Task statement>
Answer these questions using the passage on Code d'Odalisque below.
1. From what does the so-called 'Old Guard' style of play draw its aesthetics?
2. In what city do the creators enjoy their small private scene?
3. Through what do the creators promote Code d'Ode?

Passage shown>
::::::

Their introduction confirms this last point:

Code d'Odalisque is a genre of slave play and also a style of aesthetics. The Gorean genre of slave play draws its aesthetics from the barbarian world. The so-called 'Old Guard' style of play draws its aesthetics from the French Revolution. The aesthetics of Code d'Odalisque are developed for a sophisticated world of luxury and taste. It draws upon ancient Levantine opulence - the glory of King Solomon - and the sumptuousness of Ottoman High Culture. Its default styles draw upon 19th C. European imaginings of Near Eastern slave culture from the Victorian and Edwardian eras especially.

Furthermore, the FAQ and a post of 1st April 2006 to their FemaleSexualServants Yahoo Group provided more background:

Where did Code d'Ode come from? It grew out of our personal dissatisfaction with existing genres of slave play. We wanted a style of play just for the sex slave, the bedroom slave. Code d'Odalisque is a codification of this style. It draws upon the opulent slave traditions of the Near East, ancient Egypt, the Levant, Persia, Turkey
After many bad experiences on the fringes of the BDSM scene we began to explore the historical institution of the 'odalisque' - the female sex slave. With help from several other couples we then began to write 'Code d'Odalisque' so as to offer a non-violent, hedonistic alternative for contemporary couples who enjoy sex slave games. We do not have a hidden agenda. Code d'Ode is free. We promote it through our yahoo groups and websites. We enjoy a small private scene of our own (in Sydney Australia) and are not looking to make contacts with other players.

::::::

Material provided>
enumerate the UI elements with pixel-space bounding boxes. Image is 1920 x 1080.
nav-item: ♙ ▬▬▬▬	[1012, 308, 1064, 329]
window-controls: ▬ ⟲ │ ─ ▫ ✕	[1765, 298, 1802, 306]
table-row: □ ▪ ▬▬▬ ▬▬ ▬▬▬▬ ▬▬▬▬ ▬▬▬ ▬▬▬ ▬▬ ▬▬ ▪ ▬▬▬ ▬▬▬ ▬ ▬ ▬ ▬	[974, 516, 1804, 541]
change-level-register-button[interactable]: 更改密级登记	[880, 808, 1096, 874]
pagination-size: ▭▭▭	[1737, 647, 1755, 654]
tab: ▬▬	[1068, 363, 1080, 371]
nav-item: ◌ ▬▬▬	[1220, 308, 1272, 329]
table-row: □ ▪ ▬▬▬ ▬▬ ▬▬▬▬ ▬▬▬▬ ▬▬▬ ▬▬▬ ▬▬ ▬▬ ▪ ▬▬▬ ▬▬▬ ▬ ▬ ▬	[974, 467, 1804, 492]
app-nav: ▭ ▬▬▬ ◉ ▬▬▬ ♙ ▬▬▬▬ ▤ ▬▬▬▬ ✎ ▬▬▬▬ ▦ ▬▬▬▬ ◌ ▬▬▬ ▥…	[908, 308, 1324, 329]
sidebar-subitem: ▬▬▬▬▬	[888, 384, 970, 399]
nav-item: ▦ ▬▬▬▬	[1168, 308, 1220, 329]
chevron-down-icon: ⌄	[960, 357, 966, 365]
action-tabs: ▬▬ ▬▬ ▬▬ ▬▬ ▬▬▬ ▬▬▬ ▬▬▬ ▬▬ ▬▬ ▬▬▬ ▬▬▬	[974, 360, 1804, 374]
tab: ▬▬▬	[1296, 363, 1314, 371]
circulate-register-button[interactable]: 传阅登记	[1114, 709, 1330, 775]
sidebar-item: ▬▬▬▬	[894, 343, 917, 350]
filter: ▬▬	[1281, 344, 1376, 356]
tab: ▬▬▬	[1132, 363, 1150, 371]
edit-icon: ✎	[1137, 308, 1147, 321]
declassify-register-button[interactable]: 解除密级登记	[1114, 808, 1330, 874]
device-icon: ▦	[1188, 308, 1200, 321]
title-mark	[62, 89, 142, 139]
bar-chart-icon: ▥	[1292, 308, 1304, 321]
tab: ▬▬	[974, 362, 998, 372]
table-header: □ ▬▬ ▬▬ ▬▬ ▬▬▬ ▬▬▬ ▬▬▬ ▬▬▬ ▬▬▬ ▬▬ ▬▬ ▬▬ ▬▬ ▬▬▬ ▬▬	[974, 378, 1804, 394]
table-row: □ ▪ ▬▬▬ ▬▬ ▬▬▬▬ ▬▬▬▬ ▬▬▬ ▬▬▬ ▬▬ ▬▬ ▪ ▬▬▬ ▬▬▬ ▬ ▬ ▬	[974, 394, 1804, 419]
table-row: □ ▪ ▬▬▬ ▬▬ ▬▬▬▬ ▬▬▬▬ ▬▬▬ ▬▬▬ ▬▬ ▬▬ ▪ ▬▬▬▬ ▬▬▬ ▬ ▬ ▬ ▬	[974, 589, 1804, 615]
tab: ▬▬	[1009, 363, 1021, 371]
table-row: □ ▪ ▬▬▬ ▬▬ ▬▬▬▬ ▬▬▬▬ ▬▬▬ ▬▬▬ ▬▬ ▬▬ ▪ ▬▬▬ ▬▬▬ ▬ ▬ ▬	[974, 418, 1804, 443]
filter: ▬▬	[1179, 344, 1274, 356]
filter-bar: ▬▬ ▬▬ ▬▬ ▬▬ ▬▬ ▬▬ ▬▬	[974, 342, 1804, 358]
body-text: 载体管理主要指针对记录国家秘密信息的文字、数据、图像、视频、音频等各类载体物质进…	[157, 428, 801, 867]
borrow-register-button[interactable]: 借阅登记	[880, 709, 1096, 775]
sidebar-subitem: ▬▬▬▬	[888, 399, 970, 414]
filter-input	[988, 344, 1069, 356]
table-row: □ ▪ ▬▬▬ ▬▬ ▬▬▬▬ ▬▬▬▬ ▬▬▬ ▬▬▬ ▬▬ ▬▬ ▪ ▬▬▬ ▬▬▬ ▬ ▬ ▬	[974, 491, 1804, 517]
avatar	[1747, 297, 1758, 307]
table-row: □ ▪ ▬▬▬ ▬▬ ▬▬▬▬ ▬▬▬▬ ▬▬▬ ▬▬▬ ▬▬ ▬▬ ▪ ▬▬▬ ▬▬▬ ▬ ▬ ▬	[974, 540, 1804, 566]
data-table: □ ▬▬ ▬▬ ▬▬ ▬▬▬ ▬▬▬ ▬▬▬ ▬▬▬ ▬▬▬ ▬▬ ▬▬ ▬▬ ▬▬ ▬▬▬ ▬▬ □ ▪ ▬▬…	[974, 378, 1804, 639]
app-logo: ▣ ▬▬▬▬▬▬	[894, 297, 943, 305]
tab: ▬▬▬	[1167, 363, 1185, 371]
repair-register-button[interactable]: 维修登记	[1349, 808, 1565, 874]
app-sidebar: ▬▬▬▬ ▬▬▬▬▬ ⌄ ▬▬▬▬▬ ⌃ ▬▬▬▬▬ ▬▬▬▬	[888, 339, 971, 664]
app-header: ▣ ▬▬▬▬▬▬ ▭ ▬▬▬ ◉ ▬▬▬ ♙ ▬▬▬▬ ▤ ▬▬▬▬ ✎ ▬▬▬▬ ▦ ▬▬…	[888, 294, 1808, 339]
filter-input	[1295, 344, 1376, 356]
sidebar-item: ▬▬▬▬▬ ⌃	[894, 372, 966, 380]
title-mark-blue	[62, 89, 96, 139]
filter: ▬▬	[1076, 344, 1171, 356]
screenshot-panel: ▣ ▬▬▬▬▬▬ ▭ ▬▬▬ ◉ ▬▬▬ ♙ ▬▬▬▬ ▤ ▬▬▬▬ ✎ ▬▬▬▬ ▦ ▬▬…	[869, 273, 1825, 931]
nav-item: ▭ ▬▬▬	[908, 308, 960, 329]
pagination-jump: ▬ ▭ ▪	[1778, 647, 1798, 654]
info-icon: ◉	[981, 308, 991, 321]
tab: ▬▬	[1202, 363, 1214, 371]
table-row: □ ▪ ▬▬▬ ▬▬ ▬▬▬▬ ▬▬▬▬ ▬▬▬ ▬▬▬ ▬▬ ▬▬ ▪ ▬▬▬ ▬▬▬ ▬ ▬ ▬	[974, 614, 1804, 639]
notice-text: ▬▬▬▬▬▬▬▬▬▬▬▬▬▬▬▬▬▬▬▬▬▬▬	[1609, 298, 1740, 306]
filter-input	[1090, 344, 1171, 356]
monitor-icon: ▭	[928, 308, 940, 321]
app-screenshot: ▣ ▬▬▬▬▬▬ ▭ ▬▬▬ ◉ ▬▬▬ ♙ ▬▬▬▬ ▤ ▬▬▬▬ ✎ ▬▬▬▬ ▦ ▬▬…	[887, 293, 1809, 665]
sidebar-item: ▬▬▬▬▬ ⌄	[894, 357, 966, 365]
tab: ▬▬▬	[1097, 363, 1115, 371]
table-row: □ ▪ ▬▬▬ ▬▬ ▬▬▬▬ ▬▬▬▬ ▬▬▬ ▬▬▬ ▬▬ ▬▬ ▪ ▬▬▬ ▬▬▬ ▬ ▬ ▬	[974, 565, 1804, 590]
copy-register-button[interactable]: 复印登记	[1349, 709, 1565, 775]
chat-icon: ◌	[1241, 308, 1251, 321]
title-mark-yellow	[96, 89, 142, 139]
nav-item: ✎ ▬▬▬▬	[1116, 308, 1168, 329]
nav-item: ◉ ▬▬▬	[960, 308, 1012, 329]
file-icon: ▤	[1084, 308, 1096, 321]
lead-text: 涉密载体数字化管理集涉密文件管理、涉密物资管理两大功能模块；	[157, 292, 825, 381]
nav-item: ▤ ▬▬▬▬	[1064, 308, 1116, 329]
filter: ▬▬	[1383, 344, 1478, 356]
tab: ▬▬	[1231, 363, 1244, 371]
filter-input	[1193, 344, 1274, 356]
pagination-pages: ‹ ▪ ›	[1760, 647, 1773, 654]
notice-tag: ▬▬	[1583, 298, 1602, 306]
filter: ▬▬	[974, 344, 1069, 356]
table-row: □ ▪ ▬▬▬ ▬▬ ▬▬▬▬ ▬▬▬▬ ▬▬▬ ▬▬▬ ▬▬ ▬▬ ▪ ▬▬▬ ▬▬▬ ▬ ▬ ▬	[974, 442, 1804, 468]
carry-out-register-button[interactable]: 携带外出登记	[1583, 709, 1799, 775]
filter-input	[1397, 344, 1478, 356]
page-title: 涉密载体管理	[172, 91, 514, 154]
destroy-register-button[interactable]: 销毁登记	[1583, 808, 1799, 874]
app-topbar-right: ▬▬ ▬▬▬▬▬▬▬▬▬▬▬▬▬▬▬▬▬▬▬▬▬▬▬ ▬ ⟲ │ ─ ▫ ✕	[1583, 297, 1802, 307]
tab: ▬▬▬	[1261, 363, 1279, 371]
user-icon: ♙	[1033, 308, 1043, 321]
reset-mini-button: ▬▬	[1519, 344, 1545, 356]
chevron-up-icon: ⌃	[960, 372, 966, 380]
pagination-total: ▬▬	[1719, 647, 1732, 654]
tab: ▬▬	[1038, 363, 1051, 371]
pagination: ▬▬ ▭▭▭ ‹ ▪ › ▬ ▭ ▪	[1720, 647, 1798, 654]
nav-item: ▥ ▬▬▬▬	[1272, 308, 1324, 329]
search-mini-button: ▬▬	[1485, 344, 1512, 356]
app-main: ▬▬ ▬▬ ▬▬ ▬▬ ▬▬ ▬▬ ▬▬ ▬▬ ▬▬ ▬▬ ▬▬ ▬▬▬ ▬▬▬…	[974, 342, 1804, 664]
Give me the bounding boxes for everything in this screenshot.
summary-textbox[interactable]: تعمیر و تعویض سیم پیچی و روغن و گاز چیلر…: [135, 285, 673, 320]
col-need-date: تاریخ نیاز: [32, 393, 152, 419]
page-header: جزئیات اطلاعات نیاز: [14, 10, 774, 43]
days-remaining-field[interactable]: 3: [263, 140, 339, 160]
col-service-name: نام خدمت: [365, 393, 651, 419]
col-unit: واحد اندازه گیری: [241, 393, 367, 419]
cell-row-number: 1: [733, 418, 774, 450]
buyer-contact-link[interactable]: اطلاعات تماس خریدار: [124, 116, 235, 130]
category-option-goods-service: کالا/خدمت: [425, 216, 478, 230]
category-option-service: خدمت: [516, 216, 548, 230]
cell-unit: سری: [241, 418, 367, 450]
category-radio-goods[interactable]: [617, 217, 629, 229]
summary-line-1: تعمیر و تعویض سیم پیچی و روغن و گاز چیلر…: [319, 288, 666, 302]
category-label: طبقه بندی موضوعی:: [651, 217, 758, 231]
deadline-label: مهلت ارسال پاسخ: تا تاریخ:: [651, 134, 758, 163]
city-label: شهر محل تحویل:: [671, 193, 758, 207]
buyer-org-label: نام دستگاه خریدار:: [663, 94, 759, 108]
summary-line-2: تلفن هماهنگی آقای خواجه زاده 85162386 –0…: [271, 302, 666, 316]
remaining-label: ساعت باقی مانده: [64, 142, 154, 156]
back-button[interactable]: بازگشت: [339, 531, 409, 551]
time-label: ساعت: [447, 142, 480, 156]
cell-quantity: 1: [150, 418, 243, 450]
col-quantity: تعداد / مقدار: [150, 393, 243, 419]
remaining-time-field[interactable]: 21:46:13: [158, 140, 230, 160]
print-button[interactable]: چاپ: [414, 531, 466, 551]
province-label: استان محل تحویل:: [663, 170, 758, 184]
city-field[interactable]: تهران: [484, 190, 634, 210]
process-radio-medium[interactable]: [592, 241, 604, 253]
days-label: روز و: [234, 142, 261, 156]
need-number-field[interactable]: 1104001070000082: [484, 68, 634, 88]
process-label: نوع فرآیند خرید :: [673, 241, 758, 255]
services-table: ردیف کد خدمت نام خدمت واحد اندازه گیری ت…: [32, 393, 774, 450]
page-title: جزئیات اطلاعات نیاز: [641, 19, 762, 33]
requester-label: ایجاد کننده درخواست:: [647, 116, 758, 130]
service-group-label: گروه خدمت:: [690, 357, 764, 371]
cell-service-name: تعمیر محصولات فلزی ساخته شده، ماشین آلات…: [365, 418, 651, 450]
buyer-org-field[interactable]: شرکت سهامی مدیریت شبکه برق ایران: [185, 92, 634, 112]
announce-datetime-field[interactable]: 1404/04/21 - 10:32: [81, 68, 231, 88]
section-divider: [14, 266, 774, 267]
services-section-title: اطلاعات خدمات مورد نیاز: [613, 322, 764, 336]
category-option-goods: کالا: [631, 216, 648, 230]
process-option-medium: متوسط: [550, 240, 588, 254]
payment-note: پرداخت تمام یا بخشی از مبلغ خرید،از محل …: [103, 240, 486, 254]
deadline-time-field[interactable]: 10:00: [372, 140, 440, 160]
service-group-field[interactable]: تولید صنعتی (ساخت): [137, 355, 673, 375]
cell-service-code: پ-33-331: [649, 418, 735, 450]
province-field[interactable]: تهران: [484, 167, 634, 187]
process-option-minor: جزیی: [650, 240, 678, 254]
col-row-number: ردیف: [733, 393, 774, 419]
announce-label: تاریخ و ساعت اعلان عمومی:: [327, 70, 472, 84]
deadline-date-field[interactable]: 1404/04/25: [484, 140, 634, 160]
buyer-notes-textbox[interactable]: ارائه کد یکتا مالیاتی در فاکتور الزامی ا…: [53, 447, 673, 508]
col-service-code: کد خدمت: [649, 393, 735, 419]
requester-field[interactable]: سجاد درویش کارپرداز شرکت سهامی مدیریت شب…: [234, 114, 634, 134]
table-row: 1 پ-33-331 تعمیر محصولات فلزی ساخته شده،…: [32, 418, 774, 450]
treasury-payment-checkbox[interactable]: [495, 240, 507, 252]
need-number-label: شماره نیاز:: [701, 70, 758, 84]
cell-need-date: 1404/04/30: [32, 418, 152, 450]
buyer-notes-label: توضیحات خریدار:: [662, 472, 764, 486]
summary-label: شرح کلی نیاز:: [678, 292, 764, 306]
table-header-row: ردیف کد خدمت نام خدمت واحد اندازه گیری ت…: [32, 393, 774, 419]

::::::

Answer below>
1. The French Revolution.
2. Sydney, Australia.
3. Their yahoo groups and websites.